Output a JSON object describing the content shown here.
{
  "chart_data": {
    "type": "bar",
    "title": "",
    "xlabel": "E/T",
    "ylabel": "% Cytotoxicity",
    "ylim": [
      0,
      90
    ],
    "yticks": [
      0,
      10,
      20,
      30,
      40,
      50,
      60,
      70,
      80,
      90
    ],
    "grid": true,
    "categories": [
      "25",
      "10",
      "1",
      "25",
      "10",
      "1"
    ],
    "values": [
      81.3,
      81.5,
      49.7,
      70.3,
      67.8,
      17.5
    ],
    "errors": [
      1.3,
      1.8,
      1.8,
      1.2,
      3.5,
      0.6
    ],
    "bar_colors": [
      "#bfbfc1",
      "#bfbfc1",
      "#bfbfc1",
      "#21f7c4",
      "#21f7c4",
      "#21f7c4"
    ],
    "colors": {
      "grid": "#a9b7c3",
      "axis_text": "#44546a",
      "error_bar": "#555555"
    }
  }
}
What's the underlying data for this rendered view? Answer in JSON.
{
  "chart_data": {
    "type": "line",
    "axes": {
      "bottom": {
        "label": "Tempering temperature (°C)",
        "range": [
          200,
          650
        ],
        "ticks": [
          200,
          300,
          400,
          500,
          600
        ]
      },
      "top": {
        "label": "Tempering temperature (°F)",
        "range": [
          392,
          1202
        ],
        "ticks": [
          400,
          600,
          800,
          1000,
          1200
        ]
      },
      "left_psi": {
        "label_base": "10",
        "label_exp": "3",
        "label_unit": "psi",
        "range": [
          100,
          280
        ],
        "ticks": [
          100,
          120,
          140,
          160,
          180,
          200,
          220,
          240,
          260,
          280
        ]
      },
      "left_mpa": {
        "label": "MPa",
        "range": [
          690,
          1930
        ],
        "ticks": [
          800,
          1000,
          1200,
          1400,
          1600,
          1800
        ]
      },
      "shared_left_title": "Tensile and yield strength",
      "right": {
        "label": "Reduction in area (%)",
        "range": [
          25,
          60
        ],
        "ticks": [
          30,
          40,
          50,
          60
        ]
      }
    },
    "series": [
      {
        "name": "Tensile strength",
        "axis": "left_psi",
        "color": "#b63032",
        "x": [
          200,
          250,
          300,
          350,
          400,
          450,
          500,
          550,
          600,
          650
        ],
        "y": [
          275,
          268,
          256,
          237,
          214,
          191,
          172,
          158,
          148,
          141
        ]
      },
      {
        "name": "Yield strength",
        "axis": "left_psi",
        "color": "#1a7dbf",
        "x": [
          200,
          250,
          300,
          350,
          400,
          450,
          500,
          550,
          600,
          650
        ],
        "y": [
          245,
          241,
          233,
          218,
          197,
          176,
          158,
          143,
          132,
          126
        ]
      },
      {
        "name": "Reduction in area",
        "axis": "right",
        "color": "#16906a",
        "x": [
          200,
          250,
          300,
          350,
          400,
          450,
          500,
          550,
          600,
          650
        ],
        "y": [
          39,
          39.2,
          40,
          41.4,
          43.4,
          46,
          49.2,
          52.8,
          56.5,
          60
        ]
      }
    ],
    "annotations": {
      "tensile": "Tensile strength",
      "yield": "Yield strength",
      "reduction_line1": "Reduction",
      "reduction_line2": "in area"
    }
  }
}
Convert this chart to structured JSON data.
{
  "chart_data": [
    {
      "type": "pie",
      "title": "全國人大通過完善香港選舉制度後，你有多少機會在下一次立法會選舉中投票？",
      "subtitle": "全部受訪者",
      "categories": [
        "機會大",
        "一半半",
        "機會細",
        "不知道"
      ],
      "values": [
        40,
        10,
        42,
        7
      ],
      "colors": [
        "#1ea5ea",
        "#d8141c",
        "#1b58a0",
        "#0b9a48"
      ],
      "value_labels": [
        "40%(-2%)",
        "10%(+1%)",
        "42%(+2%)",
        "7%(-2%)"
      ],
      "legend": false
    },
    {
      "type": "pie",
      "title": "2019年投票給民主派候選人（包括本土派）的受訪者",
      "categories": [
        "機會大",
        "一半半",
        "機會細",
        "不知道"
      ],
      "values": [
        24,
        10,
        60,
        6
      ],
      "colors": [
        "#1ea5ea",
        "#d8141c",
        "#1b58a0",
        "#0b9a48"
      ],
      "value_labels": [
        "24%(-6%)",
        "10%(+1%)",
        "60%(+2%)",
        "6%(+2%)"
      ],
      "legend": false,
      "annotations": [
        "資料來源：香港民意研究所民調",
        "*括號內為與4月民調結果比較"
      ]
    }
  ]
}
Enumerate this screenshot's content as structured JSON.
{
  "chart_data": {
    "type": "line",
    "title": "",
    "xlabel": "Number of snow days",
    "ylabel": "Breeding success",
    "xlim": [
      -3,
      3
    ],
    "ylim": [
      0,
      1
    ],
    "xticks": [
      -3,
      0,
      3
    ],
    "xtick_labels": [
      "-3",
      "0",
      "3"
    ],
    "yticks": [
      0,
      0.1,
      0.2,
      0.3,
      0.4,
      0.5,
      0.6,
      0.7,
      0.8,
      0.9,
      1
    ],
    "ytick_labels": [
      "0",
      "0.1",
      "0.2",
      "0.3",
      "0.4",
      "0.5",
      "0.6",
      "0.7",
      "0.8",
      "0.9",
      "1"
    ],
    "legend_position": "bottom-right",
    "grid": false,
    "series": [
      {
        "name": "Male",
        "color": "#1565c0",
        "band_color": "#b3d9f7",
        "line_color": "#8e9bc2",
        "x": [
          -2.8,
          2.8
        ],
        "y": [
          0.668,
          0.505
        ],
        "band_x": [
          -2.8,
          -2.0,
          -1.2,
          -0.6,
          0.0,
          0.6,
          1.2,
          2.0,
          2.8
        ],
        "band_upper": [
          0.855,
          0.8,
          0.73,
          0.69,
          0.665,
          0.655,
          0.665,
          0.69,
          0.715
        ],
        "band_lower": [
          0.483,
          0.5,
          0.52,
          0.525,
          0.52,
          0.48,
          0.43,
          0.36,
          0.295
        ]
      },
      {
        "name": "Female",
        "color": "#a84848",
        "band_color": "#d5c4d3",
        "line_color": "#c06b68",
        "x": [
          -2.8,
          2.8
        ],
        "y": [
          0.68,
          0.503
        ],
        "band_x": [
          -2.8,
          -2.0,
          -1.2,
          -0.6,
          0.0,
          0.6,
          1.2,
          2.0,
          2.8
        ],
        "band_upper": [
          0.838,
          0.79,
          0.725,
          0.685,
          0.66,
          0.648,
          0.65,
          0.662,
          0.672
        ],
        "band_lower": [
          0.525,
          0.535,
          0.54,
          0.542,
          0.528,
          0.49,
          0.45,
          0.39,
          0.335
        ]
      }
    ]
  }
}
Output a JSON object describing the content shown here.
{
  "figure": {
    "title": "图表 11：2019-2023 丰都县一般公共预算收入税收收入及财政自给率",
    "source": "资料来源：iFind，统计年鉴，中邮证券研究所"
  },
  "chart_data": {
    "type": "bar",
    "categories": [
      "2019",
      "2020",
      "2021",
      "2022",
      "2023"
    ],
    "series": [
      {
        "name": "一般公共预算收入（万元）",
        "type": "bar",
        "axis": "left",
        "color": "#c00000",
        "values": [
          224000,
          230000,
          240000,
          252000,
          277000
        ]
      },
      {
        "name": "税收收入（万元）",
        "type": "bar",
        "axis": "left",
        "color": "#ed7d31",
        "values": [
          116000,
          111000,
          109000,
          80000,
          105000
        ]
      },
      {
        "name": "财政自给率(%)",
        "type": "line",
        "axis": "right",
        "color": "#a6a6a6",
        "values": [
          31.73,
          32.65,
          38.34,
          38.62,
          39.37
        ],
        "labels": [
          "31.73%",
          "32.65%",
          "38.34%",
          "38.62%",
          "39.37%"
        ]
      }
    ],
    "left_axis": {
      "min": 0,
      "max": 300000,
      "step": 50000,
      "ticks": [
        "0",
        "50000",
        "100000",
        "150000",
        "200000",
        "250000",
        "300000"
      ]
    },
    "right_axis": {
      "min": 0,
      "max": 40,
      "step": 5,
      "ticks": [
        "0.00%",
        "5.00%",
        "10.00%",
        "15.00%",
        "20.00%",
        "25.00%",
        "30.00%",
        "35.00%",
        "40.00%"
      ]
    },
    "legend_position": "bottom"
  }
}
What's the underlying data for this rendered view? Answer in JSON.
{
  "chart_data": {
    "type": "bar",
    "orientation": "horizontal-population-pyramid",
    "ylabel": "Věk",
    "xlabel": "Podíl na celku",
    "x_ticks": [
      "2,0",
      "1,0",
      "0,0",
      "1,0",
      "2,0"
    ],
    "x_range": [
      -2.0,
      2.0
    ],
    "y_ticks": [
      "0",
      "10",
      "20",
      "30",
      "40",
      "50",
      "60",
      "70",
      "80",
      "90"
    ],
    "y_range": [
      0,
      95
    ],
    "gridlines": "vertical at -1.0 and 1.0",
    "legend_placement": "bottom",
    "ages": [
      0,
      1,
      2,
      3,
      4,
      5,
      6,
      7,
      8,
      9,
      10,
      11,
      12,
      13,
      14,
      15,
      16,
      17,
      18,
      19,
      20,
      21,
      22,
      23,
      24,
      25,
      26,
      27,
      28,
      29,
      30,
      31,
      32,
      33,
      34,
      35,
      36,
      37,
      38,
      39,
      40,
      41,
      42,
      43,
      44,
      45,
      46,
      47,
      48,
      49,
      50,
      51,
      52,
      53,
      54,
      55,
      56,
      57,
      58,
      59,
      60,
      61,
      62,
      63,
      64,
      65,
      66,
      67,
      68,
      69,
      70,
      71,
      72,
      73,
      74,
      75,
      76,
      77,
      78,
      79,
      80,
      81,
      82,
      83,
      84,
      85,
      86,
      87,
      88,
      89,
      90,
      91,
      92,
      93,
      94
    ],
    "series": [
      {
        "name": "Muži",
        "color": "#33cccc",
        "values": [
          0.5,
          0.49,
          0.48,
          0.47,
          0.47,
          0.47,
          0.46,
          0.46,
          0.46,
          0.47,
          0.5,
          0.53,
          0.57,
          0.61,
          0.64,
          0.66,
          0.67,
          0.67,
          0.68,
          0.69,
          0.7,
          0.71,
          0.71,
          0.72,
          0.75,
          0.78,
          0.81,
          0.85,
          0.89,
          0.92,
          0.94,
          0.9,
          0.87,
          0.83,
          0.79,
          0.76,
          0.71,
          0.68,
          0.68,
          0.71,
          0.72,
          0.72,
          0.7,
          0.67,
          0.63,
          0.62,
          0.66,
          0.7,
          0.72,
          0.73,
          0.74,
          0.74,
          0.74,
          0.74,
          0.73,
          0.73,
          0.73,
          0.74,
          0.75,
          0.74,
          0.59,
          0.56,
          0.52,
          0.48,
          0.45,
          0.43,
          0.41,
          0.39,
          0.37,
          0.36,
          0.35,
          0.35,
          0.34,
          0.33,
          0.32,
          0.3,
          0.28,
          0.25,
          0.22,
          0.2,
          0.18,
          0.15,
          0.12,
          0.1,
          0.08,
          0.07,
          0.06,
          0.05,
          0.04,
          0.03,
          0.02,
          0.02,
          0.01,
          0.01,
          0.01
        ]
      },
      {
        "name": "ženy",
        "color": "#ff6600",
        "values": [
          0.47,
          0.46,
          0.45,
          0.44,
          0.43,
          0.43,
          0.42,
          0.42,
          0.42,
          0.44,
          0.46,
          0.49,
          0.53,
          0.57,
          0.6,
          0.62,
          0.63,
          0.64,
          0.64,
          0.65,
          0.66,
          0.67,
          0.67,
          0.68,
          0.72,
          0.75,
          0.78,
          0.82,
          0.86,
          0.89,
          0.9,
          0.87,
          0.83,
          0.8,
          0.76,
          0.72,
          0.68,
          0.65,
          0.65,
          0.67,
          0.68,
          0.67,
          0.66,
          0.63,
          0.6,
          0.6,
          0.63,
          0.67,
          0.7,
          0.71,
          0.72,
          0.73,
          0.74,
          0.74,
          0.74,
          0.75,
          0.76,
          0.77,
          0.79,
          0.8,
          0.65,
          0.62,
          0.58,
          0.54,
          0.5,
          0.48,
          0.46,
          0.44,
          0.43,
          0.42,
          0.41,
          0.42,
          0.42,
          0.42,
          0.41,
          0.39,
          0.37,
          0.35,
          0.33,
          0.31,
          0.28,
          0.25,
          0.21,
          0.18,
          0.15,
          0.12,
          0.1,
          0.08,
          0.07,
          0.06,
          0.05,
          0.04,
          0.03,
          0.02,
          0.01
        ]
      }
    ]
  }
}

——————————

* Problem to solve *
Lines holding the word "name" should be counted across the entries; state only how many there are.

* Solution *
10